Much like other young Australian women in politics (like Gunnai-Gunditjmara woman and Victoria’s first First Nations Senator Lidia Thorpe), she embodies what the future of Australian politics should be. So, the idea of bringing over a renowned white politician from the Northern Beaches, an area with a predominantly Anglo-centric population, to secure a multicultural seat that already sways in Labor’s favour for the next federal election is laughable.

In a statement on her Facebook page about the pre-selection for Fowler this week, Le explained the hardships and self-doubt she’s experienced as a young woman of colour running in politics.

“Will I be good enough? Will people support me? Will I survive the political and personal attacks? Will my identity be used against me? I constantly asked myself the questions I knew others were thinking,” she said in the Facebook post below.

As Hayes told the ABC in March: “It would be sensational to be able to not only say that we in Labor are the party of multiculturalism but to actually show it in our faces.”

Federal Labor MP and Muslim-Australian woman Anne Aly has called out the party’s decision to nominate Senator Keneally over Le, labeling it as hypocritical and a tokenistic approach to diversity. Other Labor MPs have reportedly privately said that it’s a “bad look” and “Labor at its worst”. They’re right and they should say it.

“Diversity and equality and multiculturalism can’t just be a trope that Labor pulls out and parades while wearing a sari and eating some kung pao chicken to make ourselves look good,” Aly told the ABC.

Interestingly, when asked about this on ABC’s Insiders program this morning, Shadow Minister for Education and Women Tanya Plibersek, who has been a well-known face in the Labor Party for years, refused to take a stance. Instead, she urged Tu Le to “stick with it”.

“I really hope that she sticks with it because her work standing up for exploited migrant workers, her connection to the Vietnamese community and the Buddhist community, that’s exactly the sort of experience Labor wants to see in our federal Parliament,” she said.

▸ **Information provided**
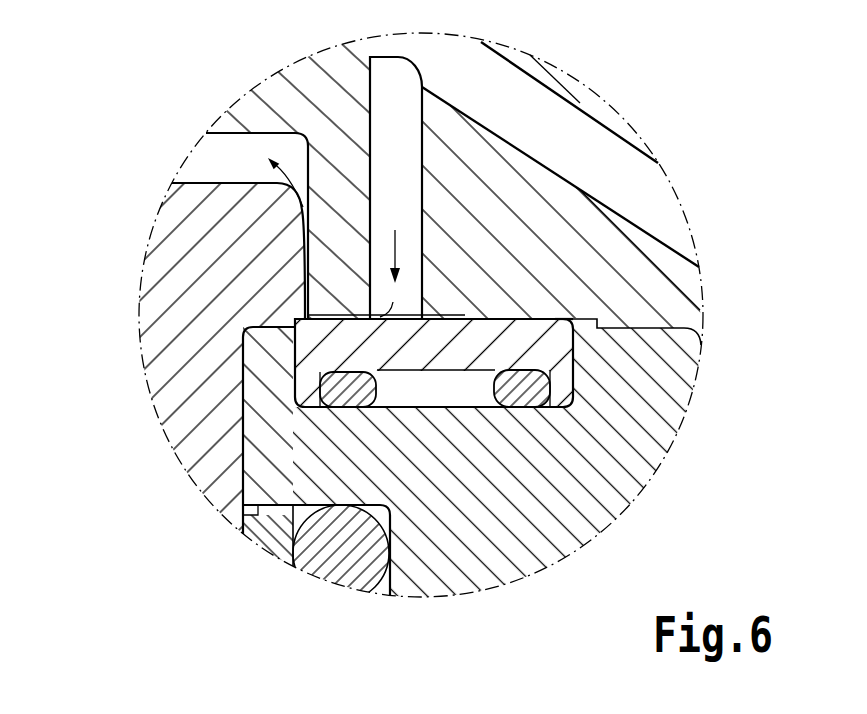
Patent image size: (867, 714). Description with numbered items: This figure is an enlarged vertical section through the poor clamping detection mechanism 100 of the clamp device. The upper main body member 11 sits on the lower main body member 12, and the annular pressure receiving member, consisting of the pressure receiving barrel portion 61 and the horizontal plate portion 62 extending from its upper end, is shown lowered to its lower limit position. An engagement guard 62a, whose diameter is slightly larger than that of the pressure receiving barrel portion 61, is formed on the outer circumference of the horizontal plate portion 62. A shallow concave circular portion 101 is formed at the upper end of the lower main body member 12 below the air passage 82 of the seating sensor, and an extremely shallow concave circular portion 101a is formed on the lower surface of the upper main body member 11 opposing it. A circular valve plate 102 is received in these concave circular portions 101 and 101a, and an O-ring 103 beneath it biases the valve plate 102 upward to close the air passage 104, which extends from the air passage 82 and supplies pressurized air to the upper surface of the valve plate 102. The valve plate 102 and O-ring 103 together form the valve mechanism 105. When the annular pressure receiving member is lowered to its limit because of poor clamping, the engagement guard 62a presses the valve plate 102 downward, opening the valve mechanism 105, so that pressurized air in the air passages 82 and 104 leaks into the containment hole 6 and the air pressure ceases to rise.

▸ **Task objective**
Resume the article on Labor's preselection for Fowler, starting right after Tanya Plibersek's quote about Tu Le.

▸ **Response to the exercise**
“We have a very diverse Parliamentary group. We’ve got people from all different racial, religious, ethnic backgrounds, we’re half female…”

“Kristina Keneally is an important part of my team, I’ve been a friend of hers for a very long period of time, and she has enormous capacity,” Federal Labor Leader Anthony Albanese added.

“In whatever form that capacity is offered, she will be a key minister in the Labor government that I hope to form after next election.”

This decision could imply that Labor is nervous about their success in the federal election, but many have fairly labeled this as another case of white privilege in Australian politics and bias towards people like Tu Le.

“The assumption by some NSW Labor powerbroker that Senator Keneally would ensure the people and communities of Fowler would be better represented is condescending,” said Jieh-Yung Lo, Director of the Centre for Asian-Australian Leadership at The Australian National University in Canberra.

“The reality is leadership comes in many forms these days, not just the abilities to generate media soundbites and tweets.”

Kristina Keneally, who said her decision was inspired by her “passion for social justice”, has released a statement detailing how the people of Fowler have had it rough during this outbreak. But, to me, it really doesn’t make sense for the party to advocate for someone who’s not part of the community and doesn’t know what these people have been through firsthand.